| What you will do |
Reproduce the entries below in full, word for word.
^^^^^^^^^^^^^^^^
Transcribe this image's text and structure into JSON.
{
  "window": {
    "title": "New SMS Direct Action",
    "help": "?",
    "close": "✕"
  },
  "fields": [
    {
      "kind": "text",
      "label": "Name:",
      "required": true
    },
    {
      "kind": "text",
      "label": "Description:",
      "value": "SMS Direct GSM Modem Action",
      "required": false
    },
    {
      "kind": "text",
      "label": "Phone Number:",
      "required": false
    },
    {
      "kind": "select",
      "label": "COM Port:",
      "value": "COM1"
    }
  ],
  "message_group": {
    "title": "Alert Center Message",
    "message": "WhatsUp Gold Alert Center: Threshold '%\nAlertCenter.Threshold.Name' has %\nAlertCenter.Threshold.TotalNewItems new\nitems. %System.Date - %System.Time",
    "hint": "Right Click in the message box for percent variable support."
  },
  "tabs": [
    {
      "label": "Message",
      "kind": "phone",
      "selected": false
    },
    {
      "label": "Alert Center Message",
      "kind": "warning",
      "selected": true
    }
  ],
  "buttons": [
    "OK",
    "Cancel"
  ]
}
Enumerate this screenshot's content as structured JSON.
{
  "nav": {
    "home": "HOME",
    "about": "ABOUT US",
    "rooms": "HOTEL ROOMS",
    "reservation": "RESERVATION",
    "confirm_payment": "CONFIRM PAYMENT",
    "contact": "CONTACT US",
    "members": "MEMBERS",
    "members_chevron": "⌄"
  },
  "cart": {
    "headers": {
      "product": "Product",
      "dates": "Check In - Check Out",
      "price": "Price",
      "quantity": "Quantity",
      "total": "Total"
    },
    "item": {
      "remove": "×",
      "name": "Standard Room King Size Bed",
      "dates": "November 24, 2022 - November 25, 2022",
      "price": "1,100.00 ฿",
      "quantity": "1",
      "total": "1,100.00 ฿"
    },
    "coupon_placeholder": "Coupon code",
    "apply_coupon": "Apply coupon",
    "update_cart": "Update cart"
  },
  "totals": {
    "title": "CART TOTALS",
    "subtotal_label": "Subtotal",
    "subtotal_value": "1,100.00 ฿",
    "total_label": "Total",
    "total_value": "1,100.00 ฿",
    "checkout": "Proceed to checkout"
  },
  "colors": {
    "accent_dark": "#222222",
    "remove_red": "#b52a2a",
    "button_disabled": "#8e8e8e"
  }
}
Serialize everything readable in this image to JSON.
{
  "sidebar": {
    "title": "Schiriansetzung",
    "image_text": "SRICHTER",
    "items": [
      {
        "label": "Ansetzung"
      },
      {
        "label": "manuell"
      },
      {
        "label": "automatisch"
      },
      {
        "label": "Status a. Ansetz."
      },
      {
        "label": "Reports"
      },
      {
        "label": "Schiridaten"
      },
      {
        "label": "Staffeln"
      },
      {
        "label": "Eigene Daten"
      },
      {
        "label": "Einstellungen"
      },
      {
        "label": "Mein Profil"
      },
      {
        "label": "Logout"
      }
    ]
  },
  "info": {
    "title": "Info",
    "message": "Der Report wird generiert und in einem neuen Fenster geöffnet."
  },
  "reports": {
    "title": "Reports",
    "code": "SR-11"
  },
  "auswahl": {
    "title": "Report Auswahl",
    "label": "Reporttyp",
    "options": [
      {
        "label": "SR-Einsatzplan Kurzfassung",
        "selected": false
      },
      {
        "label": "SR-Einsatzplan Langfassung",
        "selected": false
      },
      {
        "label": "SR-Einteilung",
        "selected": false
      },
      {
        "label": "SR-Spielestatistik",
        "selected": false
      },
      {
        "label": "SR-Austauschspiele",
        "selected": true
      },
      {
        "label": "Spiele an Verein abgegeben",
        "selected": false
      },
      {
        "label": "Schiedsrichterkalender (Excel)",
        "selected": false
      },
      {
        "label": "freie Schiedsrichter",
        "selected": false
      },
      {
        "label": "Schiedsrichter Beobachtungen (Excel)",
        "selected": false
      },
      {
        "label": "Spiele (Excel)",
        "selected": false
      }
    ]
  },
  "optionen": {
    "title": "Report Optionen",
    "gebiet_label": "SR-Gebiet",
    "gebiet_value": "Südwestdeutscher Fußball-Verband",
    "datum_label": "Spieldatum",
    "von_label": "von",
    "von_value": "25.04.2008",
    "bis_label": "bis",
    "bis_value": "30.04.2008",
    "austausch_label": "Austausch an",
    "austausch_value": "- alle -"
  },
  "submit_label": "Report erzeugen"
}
^^^^^^^^^^^^^^^^
| Completed exercise |
Transcribe this image's text and structure into JSON.
{
  "window": {
    "title": "New SMS Direct Action",
    "help": "?",
    "close": "✕"
  },
  "fields": [
    {
      "kind": "text",
      "label": "Name:",
      "required": true
    },
    {
      "kind": "text",
      "label": "Description:",
      "value": "SMS Direct GSM Modem Action",
      "required": false
    },
    {
      "kind": "text",
      "label": "Phone Number:",
      "required": false
    },
    {
      "kind": "select",
      "label": "COM Port:",
      "value": "COM1"
    }
  ],
  "message_group": {
    "title": "Alert Center Message",
    "message": "WhatsUp Gold Alert Center: Threshold '%\nAlertCenter.Threshold.Name' has %\nAlertCenter.Threshold.TotalNewItems new\nitems. %System.Date - %System.Time",
    "hint": "Right Click in the message box for percent variable support."
  },
  "tabs": [
    {
      "label": "Message",
      "kind": "phone",
      "selected": false
    },
    {
      "label": "Alert Center Message",
      "kind": "warning",
      "selected": true
    }
  ],
  "buttons": [
    "OK",
    "Cancel"
  ]
}
Enumerate this screenshot's content as structured JSON.
{
  "nav": {
    "home": "HOME",
    "about": "ABOUT US",
    "rooms": "HOTEL ROOMS",
    "reservation": "RESERVATION",
    "confirm_payment": "CONFIRM PAYMENT",
    "contact": "CONTACT US",
    "members": "MEMBERS",
    "members_chevron": "⌄"
  },
  "cart": {
    "headers": {
      "product": "Product",
      "dates": "Check In - Check Out",
      "price": "Price",
      "quantity": "Quantity",
      "total": "Total"
    },
    "item": {
      "remove": "×",
      "name": "Standard Room King Size Bed",
      "dates": "November 24, 2022 - November 25, 2022",
      "price": "1,100.00 ฿",
      "quantity": "1",
      "total": "1,100.00 ฿"
    },
    "coupon_placeholder": "Coupon code",
    "apply_coupon": "Apply coupon",
    "update_cart": "Update cart"
  },
  "totals": {
    "title": "CART TOTALS",
    "subtotal_label": "Subtotal",
    "subtotal_value": "1,100.00 ฿",
    "total_label": "Total",
    "total_value": "1,100.00 ฿",
    "checkout": "Proceed to checkout"
  },
  "colors": {
    "accent_dark": "#222222",
    "remove_red": "#b52a2a",
    "button_disabled": "#8e8e8e"
  }
}
Serialize everything readable in this image to JSON.
{
  "sidebar": {
    "title": "Schiriansetzung",
    "image_text": "SRICHTER",
    "items": [
      {
        "label": "Ansetzung"
      },
      {
        "label": "manuell"
      },
      {
        "label": "automatisch"
      },
      {
        "label": "Status a. Ansetz."
      },
      {
        "label": "Reports"
      },
      {
        "label": "Schiridaten"
      },
      {
        "label": "Staffeln"
      },
      {
        "label": "Eigene Daten"
      },
      {
        "label": "Einstellungen"
      },
      {
        "label": "Mein Profil"
      },
      {
        "label": "Logout"
      }
    ]
  },
  "info": {
    "title": "Info",
    "message": "Der Report wird generiert und in einem neuen Fenster geöffnet."
  },
  "reports": {
    "title": "Reports",
    "code": "SR-11"
  },
  "auswahl": {
    "title": "Report Auswahl",
    "label": "Reporttyp",
    "options": [
      {
        "label": "SR-Einsatzplan Kurzfassung",
        "selected": false
      },
      {
        "label": "SR-Einsatzplan Langfassung",
        "selected": false
      },
      {
        "label": "SR-Einteilung",
        "selected": false
      },
      {
        "label": "SR-Spielestatistik",
        "selected": false
      },
      {
        "label": "SR-Austauschspiele",
        "selected": true
      },
      {
        "label": "Spiele an Verein abgegeben",
        "selected": false
      },
      {
        "label": "Schiedsrichterkalender (Excel)",
        "selected": false
      },
      {
        "label": "freie Schiedsrichter",
        "selected": false
      },
      {
        "label": "Schiedsrichter Beobachtungen (Excel)",
        "selected": false
      },
      {
        "label": "Spiele (Excel)",
        "selected": false
      }
    ]
  },
  "optionen": {
    "title": "Report Optionen",
    "gebiet_label": "SR-Gebiet",
    "gebiet_value": "Südwestdeutscher Fußball-Verband",
    "datum_label": "Spieldatum",
    "von_label": "von",
    "von_value": "25.04.2008",
    "bis_label": "bis",
    "bis_value": "30.04.2008",
    "austausch_label": "Austausch an",
    "austausch_value": "- alle -"
  },
  "submit_label": "Report erzeugen"
}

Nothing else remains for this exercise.